§ What the task requires:
Write out the records below word for word, please.

[Start of Input data]

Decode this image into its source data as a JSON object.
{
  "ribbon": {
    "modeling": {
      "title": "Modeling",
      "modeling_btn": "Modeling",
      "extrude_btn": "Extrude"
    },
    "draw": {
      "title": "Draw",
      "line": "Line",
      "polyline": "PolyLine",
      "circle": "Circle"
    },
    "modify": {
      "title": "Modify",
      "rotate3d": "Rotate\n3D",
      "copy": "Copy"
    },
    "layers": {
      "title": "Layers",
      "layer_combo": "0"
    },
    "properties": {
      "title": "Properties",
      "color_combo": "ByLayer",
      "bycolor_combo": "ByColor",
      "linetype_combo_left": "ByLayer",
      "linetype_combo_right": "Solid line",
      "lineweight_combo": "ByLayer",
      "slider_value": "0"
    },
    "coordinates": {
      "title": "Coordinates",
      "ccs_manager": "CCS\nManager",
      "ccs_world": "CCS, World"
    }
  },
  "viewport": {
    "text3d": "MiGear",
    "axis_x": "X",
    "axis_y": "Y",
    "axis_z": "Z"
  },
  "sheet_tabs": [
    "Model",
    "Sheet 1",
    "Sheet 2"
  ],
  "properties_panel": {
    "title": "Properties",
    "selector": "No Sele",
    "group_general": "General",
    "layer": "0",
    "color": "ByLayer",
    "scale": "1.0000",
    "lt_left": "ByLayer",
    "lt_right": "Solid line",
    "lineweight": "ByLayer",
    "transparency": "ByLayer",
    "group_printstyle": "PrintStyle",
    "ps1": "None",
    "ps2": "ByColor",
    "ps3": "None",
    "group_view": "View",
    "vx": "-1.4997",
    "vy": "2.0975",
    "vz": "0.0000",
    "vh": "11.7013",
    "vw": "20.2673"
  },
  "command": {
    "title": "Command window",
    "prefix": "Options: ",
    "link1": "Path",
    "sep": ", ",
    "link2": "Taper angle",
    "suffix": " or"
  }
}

[End of Input data]

§ The output:
Decode this image into its source data as a JSON object.
{
  "ribbon": {
    "modeling": {
      "title": "Modeling",
      "modeling_btn": "Modeling",
      "extrude_btn": "Extrude"
    },
    "draw": {
      "title": "Draw",
      "line": "Line",
      "polyline": "PolyLine",
      "circle": "Circle"
    },
    "modify": {
      "title": "Modify",
      "rotate3d": "Rotate\n3D",
      "copy": "Copy"
    },
    "layers": {
      "title": "Layers",
      "layer_combo": "0"
    },
    "properties": {
      "title": "Properties",
      "color_combo": "ByLayer",
      "bycolor_combo": "ByColor",
      "linetype_combo_left": "ByLayer",
      "linetype_combo_right": "Solid line",
      "lineweight_combo": "ByLayer",
      "slider_value": "0"
    },
    "coordinates": {
      "title": "Coordinates",
      "ccs_manager": "CCS\nManager",
      "ccs_world": "CCS, World"
    }
  },
  "viewport": {
    "text3d": "MiGear",
    "axis_x": "X",
    "axis_y": "Y",
    "axis_z": "Z"
  },
  "sheet_tabs": [
    "Model",
    "Sheet 1",
    "Sheet 2"
  ],
  "properties_panel": {
    "title": "Properties",
    "selector": "No Sele",
    "group_general": "General",
    "layer": "0",
    "color": "ByLayer",
    "scale": "1.0000",
    "lt_left": "ByLayer",
    "lt_right": "Solid line",
    "lineweight": "ByLayer",
    "transparency": "ByLayer",
    "group_printstyle": "PrintStyle",
    "ps1": "None",
    "ps2": "ByColor",
    "ps3": "None",
    "group_view": "View",
    "vx": "-1.4997",
    "vy": "2.0975",
    "vz": "0.0000",
    "vh": "11.7013",
    "vw": "20.2673"
  },
  "command": {
    "title": "Command window",
    "prefix": "Options: ",
    "link1": "Path",
    "sep": ", ",
    "link2": "Taper angle",
    "suffix": " or"
  }
}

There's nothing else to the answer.